How many lines in the records below hold the string "data"? Please answer with the number and nothing more.
start
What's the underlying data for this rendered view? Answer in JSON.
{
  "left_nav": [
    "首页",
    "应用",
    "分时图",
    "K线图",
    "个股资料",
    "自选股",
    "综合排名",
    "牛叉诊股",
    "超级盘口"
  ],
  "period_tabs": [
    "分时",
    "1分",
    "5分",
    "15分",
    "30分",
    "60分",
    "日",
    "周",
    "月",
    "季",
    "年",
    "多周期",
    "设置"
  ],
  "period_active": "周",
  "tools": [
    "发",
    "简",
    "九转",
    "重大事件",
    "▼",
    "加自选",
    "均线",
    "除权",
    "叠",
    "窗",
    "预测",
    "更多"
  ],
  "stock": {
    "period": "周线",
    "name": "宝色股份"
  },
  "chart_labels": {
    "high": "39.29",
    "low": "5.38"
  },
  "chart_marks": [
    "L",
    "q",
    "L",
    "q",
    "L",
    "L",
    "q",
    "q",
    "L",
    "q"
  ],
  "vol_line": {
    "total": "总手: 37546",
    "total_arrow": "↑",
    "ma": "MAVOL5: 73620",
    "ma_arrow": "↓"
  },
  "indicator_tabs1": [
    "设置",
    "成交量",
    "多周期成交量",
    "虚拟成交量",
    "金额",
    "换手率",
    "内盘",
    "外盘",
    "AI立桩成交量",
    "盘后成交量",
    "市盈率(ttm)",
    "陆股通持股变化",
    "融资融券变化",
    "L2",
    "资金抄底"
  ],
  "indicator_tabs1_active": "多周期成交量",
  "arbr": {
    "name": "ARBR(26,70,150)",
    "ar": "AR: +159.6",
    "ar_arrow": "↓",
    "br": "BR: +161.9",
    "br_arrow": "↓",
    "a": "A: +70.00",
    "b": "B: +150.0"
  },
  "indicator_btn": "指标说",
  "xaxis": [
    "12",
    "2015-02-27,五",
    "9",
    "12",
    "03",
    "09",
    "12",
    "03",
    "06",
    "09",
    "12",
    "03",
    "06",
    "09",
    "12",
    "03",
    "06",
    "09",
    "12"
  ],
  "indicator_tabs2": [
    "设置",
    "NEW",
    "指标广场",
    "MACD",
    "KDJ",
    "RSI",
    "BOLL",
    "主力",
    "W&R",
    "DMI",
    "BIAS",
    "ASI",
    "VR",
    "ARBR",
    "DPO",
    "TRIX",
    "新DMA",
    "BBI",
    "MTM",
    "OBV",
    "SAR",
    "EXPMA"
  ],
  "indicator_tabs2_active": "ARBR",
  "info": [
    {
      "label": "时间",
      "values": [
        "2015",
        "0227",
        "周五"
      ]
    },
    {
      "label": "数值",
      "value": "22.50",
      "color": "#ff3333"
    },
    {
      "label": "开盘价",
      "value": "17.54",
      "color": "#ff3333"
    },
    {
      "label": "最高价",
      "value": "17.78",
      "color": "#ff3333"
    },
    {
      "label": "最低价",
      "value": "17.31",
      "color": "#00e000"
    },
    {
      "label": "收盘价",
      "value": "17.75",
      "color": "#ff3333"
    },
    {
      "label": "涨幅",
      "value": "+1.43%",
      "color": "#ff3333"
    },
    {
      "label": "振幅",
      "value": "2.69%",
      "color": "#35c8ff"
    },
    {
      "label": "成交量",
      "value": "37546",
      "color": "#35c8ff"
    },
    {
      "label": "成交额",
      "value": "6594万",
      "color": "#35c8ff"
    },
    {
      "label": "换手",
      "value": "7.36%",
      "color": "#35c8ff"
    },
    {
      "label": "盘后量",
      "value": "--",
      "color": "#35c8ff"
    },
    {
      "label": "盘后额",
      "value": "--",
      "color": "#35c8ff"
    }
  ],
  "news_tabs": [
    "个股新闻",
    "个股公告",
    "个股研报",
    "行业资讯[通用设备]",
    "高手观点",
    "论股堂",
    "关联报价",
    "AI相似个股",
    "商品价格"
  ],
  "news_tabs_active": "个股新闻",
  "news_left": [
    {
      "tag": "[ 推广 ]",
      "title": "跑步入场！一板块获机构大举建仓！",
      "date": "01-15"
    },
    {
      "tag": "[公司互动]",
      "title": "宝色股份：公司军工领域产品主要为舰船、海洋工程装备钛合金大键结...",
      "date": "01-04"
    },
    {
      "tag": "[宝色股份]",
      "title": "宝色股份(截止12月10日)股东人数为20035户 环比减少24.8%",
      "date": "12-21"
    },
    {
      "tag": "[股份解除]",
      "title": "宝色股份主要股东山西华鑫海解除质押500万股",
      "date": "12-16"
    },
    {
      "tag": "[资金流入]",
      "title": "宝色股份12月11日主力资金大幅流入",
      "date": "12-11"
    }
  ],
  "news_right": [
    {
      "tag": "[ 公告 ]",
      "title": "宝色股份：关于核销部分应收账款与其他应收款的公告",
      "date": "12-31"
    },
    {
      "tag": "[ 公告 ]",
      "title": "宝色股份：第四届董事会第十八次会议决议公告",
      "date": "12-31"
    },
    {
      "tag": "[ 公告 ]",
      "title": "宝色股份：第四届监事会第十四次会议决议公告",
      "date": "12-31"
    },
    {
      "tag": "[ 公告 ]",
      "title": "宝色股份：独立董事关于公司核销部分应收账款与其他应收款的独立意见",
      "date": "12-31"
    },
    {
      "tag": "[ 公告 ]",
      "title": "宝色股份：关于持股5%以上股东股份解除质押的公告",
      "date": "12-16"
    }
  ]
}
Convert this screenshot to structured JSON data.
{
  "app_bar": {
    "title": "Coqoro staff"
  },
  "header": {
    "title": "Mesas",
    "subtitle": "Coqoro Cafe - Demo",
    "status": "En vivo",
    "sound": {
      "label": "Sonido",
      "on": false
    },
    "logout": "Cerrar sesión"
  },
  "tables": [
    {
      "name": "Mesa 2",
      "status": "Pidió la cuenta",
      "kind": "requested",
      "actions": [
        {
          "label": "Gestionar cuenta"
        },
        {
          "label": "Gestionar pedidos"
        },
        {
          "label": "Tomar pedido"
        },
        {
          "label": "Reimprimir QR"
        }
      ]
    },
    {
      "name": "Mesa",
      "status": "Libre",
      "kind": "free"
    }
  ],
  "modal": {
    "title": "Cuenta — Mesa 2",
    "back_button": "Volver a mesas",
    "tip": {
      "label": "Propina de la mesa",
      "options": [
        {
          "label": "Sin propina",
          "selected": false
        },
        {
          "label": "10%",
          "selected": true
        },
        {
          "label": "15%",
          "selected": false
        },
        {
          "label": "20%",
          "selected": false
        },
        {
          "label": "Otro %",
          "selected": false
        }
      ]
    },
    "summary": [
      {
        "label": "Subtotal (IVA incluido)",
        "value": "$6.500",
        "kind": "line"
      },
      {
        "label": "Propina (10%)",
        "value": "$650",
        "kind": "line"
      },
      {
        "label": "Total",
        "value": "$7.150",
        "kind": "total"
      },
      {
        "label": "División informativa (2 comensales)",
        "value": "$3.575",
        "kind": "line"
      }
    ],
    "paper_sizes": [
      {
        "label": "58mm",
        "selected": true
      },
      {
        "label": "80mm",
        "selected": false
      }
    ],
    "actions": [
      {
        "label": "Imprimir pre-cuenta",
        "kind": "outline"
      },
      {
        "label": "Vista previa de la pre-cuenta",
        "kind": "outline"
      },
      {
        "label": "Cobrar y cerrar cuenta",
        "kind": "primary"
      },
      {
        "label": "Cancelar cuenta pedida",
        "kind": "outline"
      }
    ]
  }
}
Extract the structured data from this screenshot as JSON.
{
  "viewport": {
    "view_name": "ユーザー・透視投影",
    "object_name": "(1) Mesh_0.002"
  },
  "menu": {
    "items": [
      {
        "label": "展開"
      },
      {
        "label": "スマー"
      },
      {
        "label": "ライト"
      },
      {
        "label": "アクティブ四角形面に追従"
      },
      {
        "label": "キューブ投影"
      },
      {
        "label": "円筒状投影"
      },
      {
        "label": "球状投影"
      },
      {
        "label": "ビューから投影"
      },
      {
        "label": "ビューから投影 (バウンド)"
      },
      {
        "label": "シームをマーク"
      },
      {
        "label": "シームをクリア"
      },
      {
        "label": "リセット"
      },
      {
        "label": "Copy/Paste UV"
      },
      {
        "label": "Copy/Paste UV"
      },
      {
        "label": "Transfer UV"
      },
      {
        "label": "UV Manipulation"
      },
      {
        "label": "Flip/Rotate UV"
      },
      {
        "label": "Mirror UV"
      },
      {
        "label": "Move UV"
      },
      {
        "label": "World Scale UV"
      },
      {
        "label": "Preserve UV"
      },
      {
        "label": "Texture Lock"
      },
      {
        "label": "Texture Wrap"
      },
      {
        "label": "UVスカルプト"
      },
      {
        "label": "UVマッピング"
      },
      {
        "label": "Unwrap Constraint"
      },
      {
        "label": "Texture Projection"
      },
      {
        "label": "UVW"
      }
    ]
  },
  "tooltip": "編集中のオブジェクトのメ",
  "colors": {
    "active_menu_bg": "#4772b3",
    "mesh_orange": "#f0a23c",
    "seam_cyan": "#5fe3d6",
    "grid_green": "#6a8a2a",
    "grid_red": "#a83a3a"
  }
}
end
_Task output_
3